::: Data rows

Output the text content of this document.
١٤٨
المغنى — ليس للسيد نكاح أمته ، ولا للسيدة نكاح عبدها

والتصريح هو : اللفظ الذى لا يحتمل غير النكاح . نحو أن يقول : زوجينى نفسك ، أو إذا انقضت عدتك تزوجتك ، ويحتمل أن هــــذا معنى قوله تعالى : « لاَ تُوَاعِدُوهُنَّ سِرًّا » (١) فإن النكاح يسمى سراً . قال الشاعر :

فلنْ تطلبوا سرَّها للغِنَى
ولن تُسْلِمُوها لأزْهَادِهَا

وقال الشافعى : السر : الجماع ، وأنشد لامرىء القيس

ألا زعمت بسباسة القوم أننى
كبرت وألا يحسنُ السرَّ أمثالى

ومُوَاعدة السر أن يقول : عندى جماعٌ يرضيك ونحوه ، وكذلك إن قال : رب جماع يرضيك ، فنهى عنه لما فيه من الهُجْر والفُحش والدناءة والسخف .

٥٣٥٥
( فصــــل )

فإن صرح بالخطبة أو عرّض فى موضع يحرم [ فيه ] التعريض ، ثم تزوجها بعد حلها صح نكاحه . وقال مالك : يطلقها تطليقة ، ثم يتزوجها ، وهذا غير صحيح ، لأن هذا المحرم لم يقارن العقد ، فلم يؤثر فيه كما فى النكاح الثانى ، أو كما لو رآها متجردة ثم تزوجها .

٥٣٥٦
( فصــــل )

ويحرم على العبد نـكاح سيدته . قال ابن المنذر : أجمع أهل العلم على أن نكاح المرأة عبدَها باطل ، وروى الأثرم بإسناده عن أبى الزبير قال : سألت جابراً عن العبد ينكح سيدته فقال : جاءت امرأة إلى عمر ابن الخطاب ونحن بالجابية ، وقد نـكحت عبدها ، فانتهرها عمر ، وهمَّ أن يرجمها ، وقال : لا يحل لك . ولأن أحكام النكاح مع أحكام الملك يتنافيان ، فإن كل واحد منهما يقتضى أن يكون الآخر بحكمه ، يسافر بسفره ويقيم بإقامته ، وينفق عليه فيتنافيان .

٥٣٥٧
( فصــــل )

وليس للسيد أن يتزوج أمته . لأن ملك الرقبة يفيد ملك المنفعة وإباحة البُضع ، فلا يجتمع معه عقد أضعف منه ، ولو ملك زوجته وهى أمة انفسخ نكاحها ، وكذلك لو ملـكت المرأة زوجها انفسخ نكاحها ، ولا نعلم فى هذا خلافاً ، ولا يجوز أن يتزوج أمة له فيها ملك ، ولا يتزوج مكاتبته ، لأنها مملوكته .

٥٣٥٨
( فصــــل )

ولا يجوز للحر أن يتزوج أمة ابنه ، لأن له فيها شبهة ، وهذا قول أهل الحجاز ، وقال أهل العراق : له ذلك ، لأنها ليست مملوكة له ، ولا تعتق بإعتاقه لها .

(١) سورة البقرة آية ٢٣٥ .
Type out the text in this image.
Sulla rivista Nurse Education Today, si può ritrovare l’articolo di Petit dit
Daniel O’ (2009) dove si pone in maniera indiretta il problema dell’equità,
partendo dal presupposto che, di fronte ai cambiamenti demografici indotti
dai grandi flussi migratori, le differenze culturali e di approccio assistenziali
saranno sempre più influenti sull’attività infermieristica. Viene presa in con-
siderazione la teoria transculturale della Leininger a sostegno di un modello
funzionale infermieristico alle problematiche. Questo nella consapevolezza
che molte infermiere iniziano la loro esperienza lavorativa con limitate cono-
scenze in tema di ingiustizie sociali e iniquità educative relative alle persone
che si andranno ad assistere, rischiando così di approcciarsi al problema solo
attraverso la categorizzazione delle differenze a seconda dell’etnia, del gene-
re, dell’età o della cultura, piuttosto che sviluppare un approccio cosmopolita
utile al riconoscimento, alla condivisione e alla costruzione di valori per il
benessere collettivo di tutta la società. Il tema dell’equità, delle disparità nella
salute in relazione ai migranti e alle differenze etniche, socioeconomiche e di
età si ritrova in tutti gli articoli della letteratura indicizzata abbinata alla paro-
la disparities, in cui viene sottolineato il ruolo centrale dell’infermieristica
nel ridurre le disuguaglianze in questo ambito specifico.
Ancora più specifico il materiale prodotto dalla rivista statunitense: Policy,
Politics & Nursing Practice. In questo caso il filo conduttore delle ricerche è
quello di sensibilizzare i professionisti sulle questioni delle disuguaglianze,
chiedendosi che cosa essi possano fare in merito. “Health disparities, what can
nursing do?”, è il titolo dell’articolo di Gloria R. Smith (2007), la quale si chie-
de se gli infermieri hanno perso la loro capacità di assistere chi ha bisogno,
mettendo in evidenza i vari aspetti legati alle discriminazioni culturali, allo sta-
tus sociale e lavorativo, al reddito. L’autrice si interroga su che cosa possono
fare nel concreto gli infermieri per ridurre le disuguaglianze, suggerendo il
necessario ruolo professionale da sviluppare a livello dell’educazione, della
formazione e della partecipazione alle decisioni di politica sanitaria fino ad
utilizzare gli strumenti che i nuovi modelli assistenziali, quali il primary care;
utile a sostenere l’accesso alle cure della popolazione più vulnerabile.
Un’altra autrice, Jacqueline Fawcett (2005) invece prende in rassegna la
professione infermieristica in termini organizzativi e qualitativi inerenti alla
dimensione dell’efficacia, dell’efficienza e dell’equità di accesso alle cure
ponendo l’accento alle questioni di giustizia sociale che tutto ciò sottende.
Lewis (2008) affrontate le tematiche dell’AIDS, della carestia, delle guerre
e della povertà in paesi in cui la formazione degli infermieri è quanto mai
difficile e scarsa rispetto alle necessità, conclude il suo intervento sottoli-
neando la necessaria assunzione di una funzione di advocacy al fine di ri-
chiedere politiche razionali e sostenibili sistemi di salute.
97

::::::

> _Given problem_: Write out the material from the first line to the last, exactly.

> _Response_:
Output the text content of this document.
١٤٨
المغنى — ليس للسيد نكاح أمته ، ولا للسيدة نكاح عبدها

والتصريح هو : اللفظ الذى لا يحتمل غير النكاح . نحو أن يقول : زوجينى نفسك ، أو إذا انقضت عدتك تزوجتك ، ويحتمل أن هــــذا معنى قوله تعالى : « لاَ تُوَاعِدُوهُنَّ سِرًّا » (١) فإن النكاح يسمى سراً . قال الشاعر :

فلنْ تطلبوا سرَّها للغِنَى
ولن تُسْلِمُوها لأزْهَادِهَا

وقال الشافعى : السر : الجماع ، وأنشد لامرىء القيس

ألا زعمت بسباسة القوم أننى
كبرت وألا يحسنُ السرَّ أمثالى

ومُوَاعدة السر أن يقول : عندى جماعٌ يرضيك ونحوه ، وكذلك إن قال : رب جماع يرضيك ، فنهى عنه لما فيه من الهُجْر والفُحش والدناءة والسخف .

٥٣٥٥
( فصــــل )

فإن صرح بالخطبة أو عرّض فى موضع يحرم [ فيه ] التعريض ، ثم تزوجها بعد حلها صح نكاحه . وقال مالك : يطلقها تطليقة ، ثم يتزوجها ، وهذا غير صحيح ، لأن هذا المحرم لم يقارن العقد ، فلم يؤثر فيه كما فى النكاح الثانى ، أو كما لو رآها متجردة ثم تزوجها .

٥٣٥٦
( فصــــل )

ويحرم على العبد نـكاح سيدته . قال ابن المنذر : أجمع أهل العلم على أن نكاح المرأة عبدَها باطل ، وروى الأثرم بإسناده عن أبى الزبير قال : سألت جابراً عن العبد ينكح سيدته فقال : جاءت امرأة إلى عمر ابن الخطاب ونحن بالجابية ، وقد نـكحت عبدها ، فانتهرها عمر ، وهمَّ أن يرجمها ، وقال : لا يحل لك . ولأن أحكام النكاح مع أحكام الملك يتنافيان ، فإن كل واحد منهما يقتضى أن يكون الآخر بحكمه ، يسافر بسفره ويقيم بإقامته ، وينفق عليه فيتنافيان .

٥٣٥٧
( فصــــل )

وليس للسيد أن يتزوج أمته . لأن ملك الرقبة يفيد ملك المنفعة وإباحة البُضع ، فلا يجتمع معه عقد أضعف منه ، ولو ملك زوجته وهى أمة انفسخ نكاحها ، وكذلك لو ملـكت المرأة زوجها انفسخ نكاحها ، ولا نعلم فى هذا خلافاً ، ولا يجوز أن يتزوج أمة له فيها ملك ، ولا يتزوج مكاتبته ، لأنها مملوكته .

٥٣٥٨
( فصــــل )

ولا يجوز للحر أن يتزوج أمة ابنه ، لأن له فيها شبهة ، وهذا قول أهل الحجاز ، وقال أهل العراق : له ذلك ، لأنها ليست مملوكة له ، ولا تعتق بإعتاقه لها .

(١) سورة البقرة آية ٢٣٥ .
Type out the text in this image.
Sulla rivista Nurse Education Today, si può ritrovare l’articolo di Petit dit
Daniel O’ (2009) dove si pone in maniera indiretta il problema dell’equità,
partendo dal presupposto che, di fronte ai cambiamenti demografici indotti
dai grandi flussi migratori, le differenze culturali e di approccio assistenziali
saranno sempre più influenti sull’attività infermieristica. Viene presa in con-
siderazione la teoria transculturale della Leininger a sostegno di un modello
funzionale infermieristico alle problematiche. Questo nella consapevolezza
che molte infermiere iniziano la loro esperienza lavorativa con limitate cono-
scenze in tema di ingiustizie sociali e iniquità educative relative alle persone
che si andranno ad assistere, rischiando così di approcciarsi al problema solo
attraverso la categorizzazione delle differenze a seconda dell’etnia, del gene-
re, dell’età o della cultura, piuttosto che sviluppare un approccio cosmopolita
utile al riconoscimento, alla condivisione e alla costruzione di valori per il
benessere collettivo di tutta la società. Il tema dell’equità, delle disparità nella
salute in relazione ai migranti e alle differenze etniche, socioeconomiche e di
età si ritrova in tutti gli articoli della letteratura indicizzata abbinata alla paro-
la disparities, in cui viene sottolineato il ruolo centrale dell’infermieristica
nel ridurre le disuguaglianze in questo ambito specifico.
Ancora più specifico il materiale prodotto dalla rivista statunitense: Policy,
Politics & Nursing Practice. In questo caso il filo conduttore delle ricerche è
quello di sensibilizzare i professionisti sulle questioni delle disuguaglianze,
chiedendosi che cosa essi possano fare in merito. “Health disparities, what can
nursing do?”, è il titolo dell’articolo di Gloria R. Smith (2007), la quale si chie-
de se gli infermieri hanno perso la loro capacità di assistere chi ha bisogno,
mettendo in evidenza i vari aspetti legati alle discriminazioni culturali, allo sta-
tus sociale e lavorativo, al reddito. L’autrice si interroga su che cosa possono
fare nel concreto gli infermieri per ridurre le disuguaglianze, suggerendo il
necessario ruolo professionale da sviluppare a livello dell’educazione, della
formazione e della partecipazione alle decisioni di politica sanitaria fino ad
utilizzare gli strumenti che i nuovi modelli assistenziali, quali il primary care;
utile a sostenere l’accesso alle cure della popolazione più vulnerabile.
Un’altra autrice, Jacqueline Fawcett (2005) invece prende in rassegna la
professione infermieristica in termini organizzativi e qualitativi inerenti alla
dimensione dell’efficacia, dell’efficienza e dell’equità di accesso alle cure
ponendo l’accento alle questioni di giustizia sociale che tutto ciò sottende.
Lewis (2008) affrontate le tematiche dell’AIDS, della carestia, delle guerre
e della povertà in paesi in cui la formazione degli infermieri è quanto mai
difficile e scarsa rispetto alle necessità, conclude il suo intervento sottoli-
neando la necessaria assunzione di una funzione di advocacy al fine di ri-
chiedere politiche razionali e sostenibili sistemi di salute.
97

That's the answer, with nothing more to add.